Problem to solve:
Using the records that follow, copy every line containing the word "Effective".

Data shown:
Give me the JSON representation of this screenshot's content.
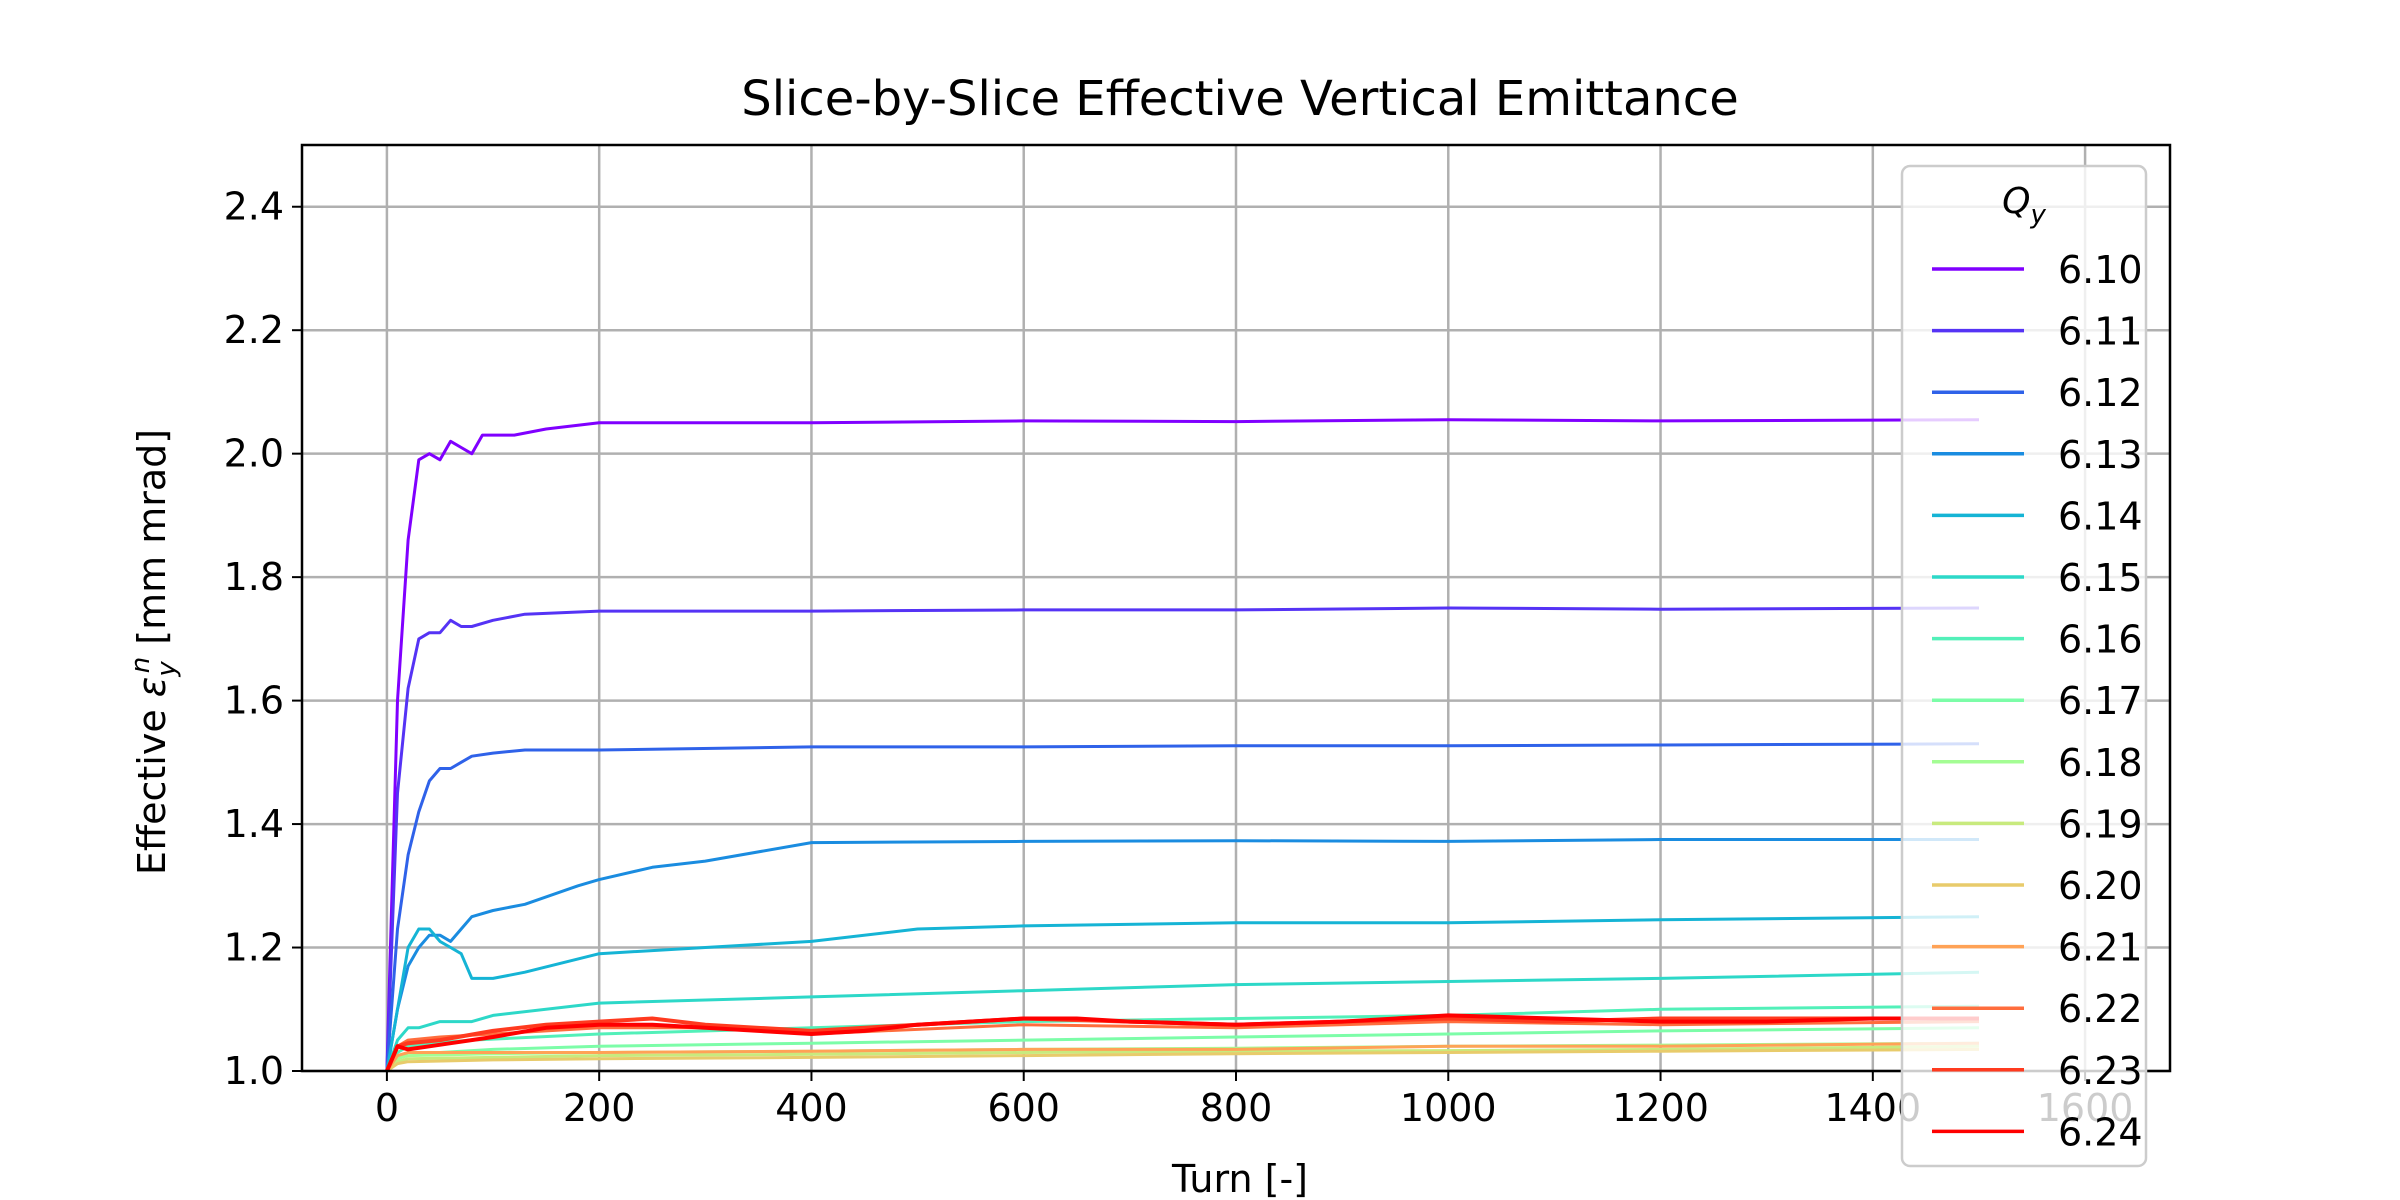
{
  "chart_data": {
    "type": "line",
    "title": "Slice-by-Slice Effective Vertical Emittance",
    "xlabel": "Turn [-]",
    "ylabel_prefix": "Effective ",
    "ylabel_symbol": "ε",
    "ylabel_sub": "y",
    "ylabel_sup": "n",
    "ylabel_suffix": " [mm mrad]",
    "xlim": [
      -80,
      1680
    ],
    "ylim": [
      1.0,
      2.5
    ],
    "xticks": [
      0,
      200,
      400,
      600,
      800,
      1000,
      1200,
      1400,
      1600
    ],
    "xtick_labels": [
      "0",
      "200",
      "400",
      "600",
      "800",
      "1000",
      "1200",
      "1400",
      "1600"
    ],
    "yticks": [
      1.0,
      1.2,
      1.4,
      1.6,
      1.8,
      2.0,
      2.2,
      2.4
    ],
    "ytick_labels": [
      "1.0",
      "1.2",
      "1.4",
      "1.6",
      "1.8",
      "2.0",
      "2.2",
      "2.4"
    ],
    "grid": true,
    "legend": {
      "title_main": "Q",
      "title_sub": "y",
      "placement": "right"
    },
    "series": [
      {
        "name": "6.10",
        "color": "#8000ff",
        "x": [
          0,
          10,
          20,
          30,
          40,
          50,
          60,
          70,
          80,
          90,
          100,
          120,
          150,
          200,
          400,
          600,
          800,
          1000,
          1200,
          1500
        ],
        "y": [
          1.0,
          1.6,
          1.86,
          1.99,
          2.0,
          1.99,
          2.02,
          2.01,
          2.0,
          2.03,
          2.03,
          2.03,
          2.04,
          2.05,
          2.05,
          2.053,
          2.052,
          2.055,
          2.053,
          2.055
        ]
      },
      {
        "name": "6.11",
        "color": "#5533f5",
        "x": [
          0,
          10,
          20,
          30,
          40,
          50,
          60,
          70,
          80,
          100,
          130,
          200,
          400,
          600,
          800,
          1000,
          1200,
          1500
        ],
        "y": [
          1.0,
          1.45,
          1.62,
          1.7,
          1.71,
          1.71,
          1.73,
          1.72,
          1.72,
          1.73,
          1.74,
          1.745,
          1.745,
          1.747,
          1.747,
          1.75,
          1.748,
          1.75
        ]
      },
      {
        "name": "6.12",
        "color": "#2f62e9",
        "x": [
          0,
          10,
          20,
          30,
          40,
          50,
          60,
          70,
          80,
          100,
          130,
          200,
          400,
          600,
          800,
          1000,
          1200,
          1500
        ],
        "y": [
          1.0,
          1.23,
          1.35,
          1.42,
          1.47,
          1.49,
          1.49,
          1.5,
          1.51,
          1.515,
          1.52,
          1.52,
          1.525,
          1.525,
          1.527,
          1.527,
          1.528,
          1.53
        ]
      },
      {
        "name": "6.13",
        "color": "#1a8ce0",
        "x": [
          0,
          10,
          20,
          30,
          40,
          50,
          60,
          70,
          80,
          100,
          130,
          180,
          200,
          250,
          300,
          400,
          600,
          800,
          1000,
          1200,
          1500
        ],
        "y": [
          1.0,
          1.1,
          1.17,
          1.2,
          1.22,
          1.22,
          1.21,
          1.23,
          1.25,
          1.26,
          1.27,
          1.3,
          1.31,
          1.33,
          1.34,
          1.37,
          1.372,
          1.373,
          1.372,
          1.375,
          1.375
        ]
      },
      {
        "name": "6.14",
        "color": "#15b4d5",
        "x": [
          0,
          10,
          20,
          30,
          40,
          50,
          60,
          70,
          80,
          100,
          130,
          200,
          300,
          400,
          500,
          600,
          800,
          1000,
          1200,
          1500
        ],
        "y": [
          1.0,
          1.1,
          1.2,
          1.23,
          1.23,
          1.21,
          1.2,
          1.19,
          1.15,
          1.15,
          1.16,
          1.19,
          1.2,
          1.21,
          1.23,
          1.235,
          1.24,
          1.24,
          1.245,
          1.25
        ]
      },
      {
        "name": "6.15",
        "color": "#2dd8c8",
        "x": [
          0,
          10,
          20,
          30,
          50,
          80,
          100,
          200,
          400,
          600,
          800,
          1000,
          1200,
          1500
        ],
        "y": [
          1.0,
          1.05,
          1.07,
          1.07,
          1.08,
          1.08,
          1.09,
          1.11,
          1.12,
          1.13,
          1.14,
          1.145,
          1.15,
          1.16
        ]
      },
      {
        "name": "6.16",
        "color": "#52f0b9",
        "x": [
          0,
          10,
          20,
          40,
          80,
          200,
          400,
          600,
          800,
          1000,
          1200,
          1500
        ],
        "y": [
          1.0,
          1.03,
          1.04,
          1.045,
          1.05,
          1.06,
          1.07,
          1.08,
          1.085,
          1.09,
          1.1,
          1.105
        ]
      },
      {
        "name": "6.17",
        "color": "#7cfda8",
        "x": [
          0,
          10,
          20,
          50,
          100,
          200,
          400,
          600,
          800,
          1000,
          1200,
          1500
        ],
        "y": [
          1.0,
          1.02,
          1.03,
          1.03,
          1.035,
          1.04,
          1.045,
          1.05,
          1.055,
          1.06,
          1.065,
          1.07
        ]
      },
      {
        "name": "6.18",
        "color": "#a4fd94",
        "x": [
          0,
          10,
          20,
          100,
          200,
          400,
          600,
          800,
          1000,
          1200,
          1500
        ],
        "y": [
          1.0,
          1.02,
          1.025,
          1.028,
          1.03,
          1.032,
          1.035,
          1.037,
          1.04,
          1.042,
          1.045
        ]
      },
      {
        "name": "6.19",
        "color": "#c8ea7e",
        "x": [
          0,
          10,
          20,
          100,
          200,
          400,
          600,
          800,
          1000,
          1200,
          1500
        ],
        "y": [
          1.0,
          1.015,
          1.02,
          1.022,
          1.025,
          1.027,
          1.03,
          1.032,
          1.033,
          1.035,
          1.04
        ]
      },
      {
        "name": "6.20",
        "color": "#e8cb6b",
        "x": [
          0,
          10,
          20,
          100,
          200,
          400,
          600,
          800,
          1000,
          1200,
          1500
        ],
        "y": [
          1.0,
          1.012,
          1.015,
          1.018,
          1.02,
          1.022,
          1.025,
          1.028,
          1.03,
          1.032,
          1.035
        ]
      },
      {
        "name": "6.21",
        "color": "#ffa256",
        "x": [
          0,
          10,
          20,
          100,
          200,
          400,
          600,
          800,
          1000,
          1200,
          1500
        ],
        "y": [
          1.0,
          1.025,
          1.03,
          1.03,
          1.03,
          1.032,
          1.035,
          1.035,
          1.04,
          1.04,
          1.045
        ]
      },
      {
        "name": "6.22",
        "color": "#ff6d3d",
        "x": [
          0,
          10,
          20,
          50,
          100,
          200,
          300,
          400,
          600,
          800,
          1000,
          1200,
          1500
        ],
        "y": [
          1.0,
          1.04,
          1.05,
          1.055,
          1.06,
          1.07,
          1.07,
          1.06,
          1.075,
          1.07,
          1.08,
          1.075,
          1.08
        ]
      },
      {
        "name": "6.23",
        "color": "#ff3a1f",
        "x": [
          0,
          10,
          20,
          50,
          100,
          150,
          200,
          250,
          300,
          400,
          500,
          600,
          700,
          800,
          900,
          1000,
          1100,
          1200,
          1500
        ],
        "y": [
          1.0,
          1.04,
          1.045,
          1.05,
          1.065,
          1.075,
          1.08,
          1.085,
          1.075,
          1.065,
          1.075,
          1.085,
          1.08,
          1.075,
          1.08,
          1.085,
          1.08,
          1.085,
          1.085
        ]
      },
      {
        "name": "6.24",
        "color": "#ff0000",
        "x": [
          0,
          10,
          20,
          40,
          60,
          100,
          150,
          200,
          250,
          300,
          350,
          400,
          450,
          500,
          600,
          650,
          700,
          800,
          900,
          1000,
          1100,
          1200,
          1300,
          1400,
          1500
        ],
        "y": [
          1.0,
          1.04,
          1.035,
          1.04,
          1.045,
          1.055,
          1.07,
          1.075,
          1.075,
          1.07,
          1.065,
          1.06,
          1.065,
          1.075,
          1.085,
          1.085,
          1.08,
          1.075,
          1.08,
          1.09,
          1.085,
          1.08,
          1.08,
          1.085,
          1.085
        ]
      }
    ]
  }
}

Solution to the exercise:
    "title": "Slice-by-Slice Effective Vertical Emittance",
    "ylabel_prefix": "Effective ",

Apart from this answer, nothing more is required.